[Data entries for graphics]
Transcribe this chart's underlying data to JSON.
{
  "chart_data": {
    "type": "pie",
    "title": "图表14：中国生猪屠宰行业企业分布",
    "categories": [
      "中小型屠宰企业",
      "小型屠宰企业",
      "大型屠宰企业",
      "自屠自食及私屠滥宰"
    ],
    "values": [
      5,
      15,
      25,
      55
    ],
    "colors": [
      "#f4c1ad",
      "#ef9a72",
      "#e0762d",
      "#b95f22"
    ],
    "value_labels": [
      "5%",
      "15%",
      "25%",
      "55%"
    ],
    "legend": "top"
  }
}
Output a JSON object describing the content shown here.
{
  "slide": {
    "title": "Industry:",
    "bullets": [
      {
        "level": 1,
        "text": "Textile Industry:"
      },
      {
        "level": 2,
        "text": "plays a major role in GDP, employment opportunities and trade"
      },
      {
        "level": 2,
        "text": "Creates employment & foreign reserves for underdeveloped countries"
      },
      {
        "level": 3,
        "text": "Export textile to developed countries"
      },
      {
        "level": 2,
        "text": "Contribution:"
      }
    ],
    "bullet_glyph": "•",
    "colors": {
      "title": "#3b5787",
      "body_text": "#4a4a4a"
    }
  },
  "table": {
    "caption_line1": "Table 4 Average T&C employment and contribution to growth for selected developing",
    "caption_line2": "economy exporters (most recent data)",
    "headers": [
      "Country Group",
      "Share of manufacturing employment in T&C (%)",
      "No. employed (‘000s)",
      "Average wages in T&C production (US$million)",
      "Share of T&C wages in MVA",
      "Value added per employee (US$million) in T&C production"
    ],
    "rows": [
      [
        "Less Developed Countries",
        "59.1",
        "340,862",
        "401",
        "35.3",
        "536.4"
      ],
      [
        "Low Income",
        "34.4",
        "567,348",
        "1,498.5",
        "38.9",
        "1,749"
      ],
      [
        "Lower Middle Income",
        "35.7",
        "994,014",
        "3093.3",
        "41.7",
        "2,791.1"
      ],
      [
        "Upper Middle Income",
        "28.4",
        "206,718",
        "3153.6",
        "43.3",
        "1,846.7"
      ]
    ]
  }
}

SHORT PROBLEM: Look through the entries above and list every line containing "Average".

TASK SOLUTION:
    "caption_line1": "Table 4 Average T&C employment and contribution to growth for selected developing",
      "Average wages in T&C production (US$million)",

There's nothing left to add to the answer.